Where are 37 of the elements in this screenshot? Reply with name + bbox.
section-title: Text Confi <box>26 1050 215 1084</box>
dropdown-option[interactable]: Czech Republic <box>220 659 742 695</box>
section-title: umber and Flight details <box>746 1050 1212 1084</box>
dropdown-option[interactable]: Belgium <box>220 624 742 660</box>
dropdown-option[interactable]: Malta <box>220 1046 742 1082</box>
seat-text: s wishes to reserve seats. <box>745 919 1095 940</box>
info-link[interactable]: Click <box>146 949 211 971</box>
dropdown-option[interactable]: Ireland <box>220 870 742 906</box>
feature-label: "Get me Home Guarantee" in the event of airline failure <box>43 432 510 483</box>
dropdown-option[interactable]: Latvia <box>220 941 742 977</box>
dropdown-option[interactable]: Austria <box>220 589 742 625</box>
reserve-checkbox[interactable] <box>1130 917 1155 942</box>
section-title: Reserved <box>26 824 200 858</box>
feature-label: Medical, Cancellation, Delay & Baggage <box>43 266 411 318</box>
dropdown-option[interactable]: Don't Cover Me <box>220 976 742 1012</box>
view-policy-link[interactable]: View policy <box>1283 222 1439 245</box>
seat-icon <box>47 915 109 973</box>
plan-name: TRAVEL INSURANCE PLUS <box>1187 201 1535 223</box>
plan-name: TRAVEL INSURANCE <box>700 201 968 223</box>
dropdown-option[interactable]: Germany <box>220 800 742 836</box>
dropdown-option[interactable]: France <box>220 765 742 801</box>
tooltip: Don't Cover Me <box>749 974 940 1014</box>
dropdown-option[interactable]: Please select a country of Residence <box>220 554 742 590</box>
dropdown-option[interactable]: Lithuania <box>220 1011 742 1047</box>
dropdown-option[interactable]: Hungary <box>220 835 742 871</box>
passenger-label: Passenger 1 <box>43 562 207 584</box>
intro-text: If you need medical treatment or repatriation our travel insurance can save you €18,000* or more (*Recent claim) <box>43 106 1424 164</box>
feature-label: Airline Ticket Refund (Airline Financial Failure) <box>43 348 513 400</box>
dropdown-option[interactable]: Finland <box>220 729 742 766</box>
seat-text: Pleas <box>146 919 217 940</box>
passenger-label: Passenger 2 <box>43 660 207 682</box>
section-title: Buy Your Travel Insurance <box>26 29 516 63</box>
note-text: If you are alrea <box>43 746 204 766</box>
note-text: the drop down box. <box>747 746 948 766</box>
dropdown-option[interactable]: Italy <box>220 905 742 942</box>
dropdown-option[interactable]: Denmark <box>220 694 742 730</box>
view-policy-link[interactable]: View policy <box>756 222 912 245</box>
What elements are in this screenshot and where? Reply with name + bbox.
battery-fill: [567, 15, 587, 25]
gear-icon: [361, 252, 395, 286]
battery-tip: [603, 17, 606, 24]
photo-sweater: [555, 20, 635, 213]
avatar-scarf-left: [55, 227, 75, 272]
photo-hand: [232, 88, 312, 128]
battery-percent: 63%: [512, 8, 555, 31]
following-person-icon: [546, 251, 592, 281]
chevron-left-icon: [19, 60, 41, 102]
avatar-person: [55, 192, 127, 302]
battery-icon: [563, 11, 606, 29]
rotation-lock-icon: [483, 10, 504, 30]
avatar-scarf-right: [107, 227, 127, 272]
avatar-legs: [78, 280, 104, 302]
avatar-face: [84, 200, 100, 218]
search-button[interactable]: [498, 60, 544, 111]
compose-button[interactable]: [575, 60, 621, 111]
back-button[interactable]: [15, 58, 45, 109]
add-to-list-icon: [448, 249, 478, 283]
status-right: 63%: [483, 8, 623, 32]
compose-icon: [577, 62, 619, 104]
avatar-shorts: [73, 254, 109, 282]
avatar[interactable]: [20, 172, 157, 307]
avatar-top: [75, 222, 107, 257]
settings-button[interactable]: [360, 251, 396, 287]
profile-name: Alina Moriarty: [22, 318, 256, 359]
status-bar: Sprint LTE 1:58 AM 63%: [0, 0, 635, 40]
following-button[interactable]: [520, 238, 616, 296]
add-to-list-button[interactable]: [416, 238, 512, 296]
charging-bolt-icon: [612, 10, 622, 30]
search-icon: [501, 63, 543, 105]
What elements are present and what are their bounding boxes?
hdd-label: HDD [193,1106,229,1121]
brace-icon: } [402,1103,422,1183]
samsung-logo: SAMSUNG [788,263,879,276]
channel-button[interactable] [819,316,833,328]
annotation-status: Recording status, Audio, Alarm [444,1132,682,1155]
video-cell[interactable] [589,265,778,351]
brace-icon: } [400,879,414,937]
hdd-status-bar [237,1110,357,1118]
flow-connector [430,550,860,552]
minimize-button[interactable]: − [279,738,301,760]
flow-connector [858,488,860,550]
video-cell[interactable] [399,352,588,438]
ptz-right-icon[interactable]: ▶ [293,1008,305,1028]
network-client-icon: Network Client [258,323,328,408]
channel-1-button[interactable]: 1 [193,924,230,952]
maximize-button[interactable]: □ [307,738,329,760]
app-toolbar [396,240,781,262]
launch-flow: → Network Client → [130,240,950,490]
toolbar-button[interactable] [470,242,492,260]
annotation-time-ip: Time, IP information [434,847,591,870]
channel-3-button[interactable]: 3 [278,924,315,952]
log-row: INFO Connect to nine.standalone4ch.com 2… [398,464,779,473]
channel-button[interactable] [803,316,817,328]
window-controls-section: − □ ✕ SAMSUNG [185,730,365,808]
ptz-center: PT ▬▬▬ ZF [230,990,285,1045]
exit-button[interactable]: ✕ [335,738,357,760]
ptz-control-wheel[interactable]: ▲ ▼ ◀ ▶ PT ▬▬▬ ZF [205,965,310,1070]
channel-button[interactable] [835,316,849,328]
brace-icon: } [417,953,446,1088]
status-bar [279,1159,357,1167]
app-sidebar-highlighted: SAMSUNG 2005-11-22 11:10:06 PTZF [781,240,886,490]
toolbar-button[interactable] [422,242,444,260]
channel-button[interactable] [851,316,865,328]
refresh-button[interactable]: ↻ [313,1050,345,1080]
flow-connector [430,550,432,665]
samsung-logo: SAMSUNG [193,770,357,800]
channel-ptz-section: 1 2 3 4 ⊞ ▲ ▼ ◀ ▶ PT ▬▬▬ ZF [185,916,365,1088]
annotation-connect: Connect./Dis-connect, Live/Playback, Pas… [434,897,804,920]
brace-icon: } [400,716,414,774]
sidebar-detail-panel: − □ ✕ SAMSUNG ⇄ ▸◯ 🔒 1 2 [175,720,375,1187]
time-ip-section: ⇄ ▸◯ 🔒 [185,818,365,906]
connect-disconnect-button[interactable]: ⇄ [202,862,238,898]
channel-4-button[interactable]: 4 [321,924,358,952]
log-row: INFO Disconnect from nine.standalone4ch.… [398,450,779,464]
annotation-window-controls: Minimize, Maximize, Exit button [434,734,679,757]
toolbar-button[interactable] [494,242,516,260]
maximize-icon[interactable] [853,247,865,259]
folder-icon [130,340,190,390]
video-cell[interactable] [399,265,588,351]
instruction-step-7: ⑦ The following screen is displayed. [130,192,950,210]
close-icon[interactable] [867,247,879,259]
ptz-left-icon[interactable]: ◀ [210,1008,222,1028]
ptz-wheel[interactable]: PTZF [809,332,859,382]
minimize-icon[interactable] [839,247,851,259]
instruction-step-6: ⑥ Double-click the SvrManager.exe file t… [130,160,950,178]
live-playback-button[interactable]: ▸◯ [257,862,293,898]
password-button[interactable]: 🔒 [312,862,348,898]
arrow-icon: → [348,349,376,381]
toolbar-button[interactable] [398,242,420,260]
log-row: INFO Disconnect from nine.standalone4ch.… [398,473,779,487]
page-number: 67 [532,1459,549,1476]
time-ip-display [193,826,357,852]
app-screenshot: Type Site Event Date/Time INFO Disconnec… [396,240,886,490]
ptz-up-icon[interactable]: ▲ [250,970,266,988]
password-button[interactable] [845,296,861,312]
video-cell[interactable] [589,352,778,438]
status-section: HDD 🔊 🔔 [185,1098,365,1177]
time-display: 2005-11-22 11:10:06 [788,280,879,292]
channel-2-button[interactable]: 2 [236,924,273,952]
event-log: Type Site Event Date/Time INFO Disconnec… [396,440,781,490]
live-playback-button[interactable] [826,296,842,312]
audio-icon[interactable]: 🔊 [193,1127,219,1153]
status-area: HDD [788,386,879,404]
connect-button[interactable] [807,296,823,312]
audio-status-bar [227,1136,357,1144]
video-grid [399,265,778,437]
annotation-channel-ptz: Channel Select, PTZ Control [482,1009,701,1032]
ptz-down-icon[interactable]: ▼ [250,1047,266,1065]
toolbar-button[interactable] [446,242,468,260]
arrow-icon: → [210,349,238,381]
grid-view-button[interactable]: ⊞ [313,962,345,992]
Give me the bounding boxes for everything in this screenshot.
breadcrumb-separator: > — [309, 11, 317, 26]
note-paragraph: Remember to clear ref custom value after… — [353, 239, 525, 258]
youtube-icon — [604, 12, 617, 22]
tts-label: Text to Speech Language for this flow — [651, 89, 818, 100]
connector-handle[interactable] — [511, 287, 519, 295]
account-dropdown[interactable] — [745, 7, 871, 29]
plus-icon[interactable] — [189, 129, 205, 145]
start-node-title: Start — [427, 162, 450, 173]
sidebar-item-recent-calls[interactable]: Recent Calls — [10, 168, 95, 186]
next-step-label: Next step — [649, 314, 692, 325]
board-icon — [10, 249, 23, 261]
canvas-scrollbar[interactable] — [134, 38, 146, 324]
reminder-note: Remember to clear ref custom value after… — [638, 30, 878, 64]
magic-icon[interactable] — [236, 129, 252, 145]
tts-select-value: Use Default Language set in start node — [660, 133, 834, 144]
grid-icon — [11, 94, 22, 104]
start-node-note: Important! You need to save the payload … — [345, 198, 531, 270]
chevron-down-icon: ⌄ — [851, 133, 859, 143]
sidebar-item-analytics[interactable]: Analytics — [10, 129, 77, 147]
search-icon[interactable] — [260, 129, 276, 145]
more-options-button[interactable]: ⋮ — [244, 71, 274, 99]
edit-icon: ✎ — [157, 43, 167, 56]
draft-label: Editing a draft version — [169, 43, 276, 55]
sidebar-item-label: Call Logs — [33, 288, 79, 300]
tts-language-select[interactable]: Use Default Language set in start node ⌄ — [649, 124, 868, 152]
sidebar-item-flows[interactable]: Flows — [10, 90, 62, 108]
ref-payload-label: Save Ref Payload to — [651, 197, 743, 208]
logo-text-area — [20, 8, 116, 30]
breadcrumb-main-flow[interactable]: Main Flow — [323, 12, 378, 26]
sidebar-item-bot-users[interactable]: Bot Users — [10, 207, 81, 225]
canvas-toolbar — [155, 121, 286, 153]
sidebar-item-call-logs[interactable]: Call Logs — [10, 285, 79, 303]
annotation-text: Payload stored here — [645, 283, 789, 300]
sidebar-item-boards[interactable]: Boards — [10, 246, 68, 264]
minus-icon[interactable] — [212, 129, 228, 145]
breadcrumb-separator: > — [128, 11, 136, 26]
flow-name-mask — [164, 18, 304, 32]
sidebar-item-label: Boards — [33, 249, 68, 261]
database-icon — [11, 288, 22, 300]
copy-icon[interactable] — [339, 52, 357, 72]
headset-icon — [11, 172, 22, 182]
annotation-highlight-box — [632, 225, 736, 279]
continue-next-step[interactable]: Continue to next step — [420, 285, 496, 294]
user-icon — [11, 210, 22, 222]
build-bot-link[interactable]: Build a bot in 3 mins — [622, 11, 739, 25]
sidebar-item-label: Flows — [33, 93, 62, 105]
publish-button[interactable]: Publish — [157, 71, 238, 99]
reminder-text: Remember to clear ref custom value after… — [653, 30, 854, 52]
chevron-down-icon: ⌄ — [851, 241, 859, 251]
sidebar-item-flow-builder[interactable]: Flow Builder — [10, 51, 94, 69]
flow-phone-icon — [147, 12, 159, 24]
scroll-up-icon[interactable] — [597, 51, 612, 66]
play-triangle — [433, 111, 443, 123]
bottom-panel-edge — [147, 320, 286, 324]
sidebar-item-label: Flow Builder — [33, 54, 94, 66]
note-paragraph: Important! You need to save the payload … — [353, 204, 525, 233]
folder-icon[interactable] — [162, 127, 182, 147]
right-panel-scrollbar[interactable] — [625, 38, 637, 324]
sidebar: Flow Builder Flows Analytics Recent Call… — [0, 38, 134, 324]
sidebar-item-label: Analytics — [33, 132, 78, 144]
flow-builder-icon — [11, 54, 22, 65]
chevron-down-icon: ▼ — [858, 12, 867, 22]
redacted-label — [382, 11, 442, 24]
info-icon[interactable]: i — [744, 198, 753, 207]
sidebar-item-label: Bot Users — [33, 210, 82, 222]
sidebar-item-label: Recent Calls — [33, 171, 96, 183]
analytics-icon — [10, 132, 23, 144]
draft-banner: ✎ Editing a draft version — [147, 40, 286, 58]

* _EXERCISE DIRECTIONS_:
Rewrite the data from the first line through the line containing "dropdown-option[interactable]: Malta <box>220", putting "Netherlands" in place of "Belgium" and keeping everything else the same.

* _CORRECT RESULT_:
Where are 37 of the elements in this screenshot? Reply with name + bbox.
section-title: Text Confi <box>26 1050 215 1084</box>
dropdown-option[interactable]: Czech Republic <box>220 659 742 695</box>
section-title: umber and Flight details <box>746 1050 1212 1084</box>
dropdown-option[interactable]: Netherlands <box>220 624 742 660</box>
dropdown-option[interactable]: Malta <box>220 1046 742 1082</box>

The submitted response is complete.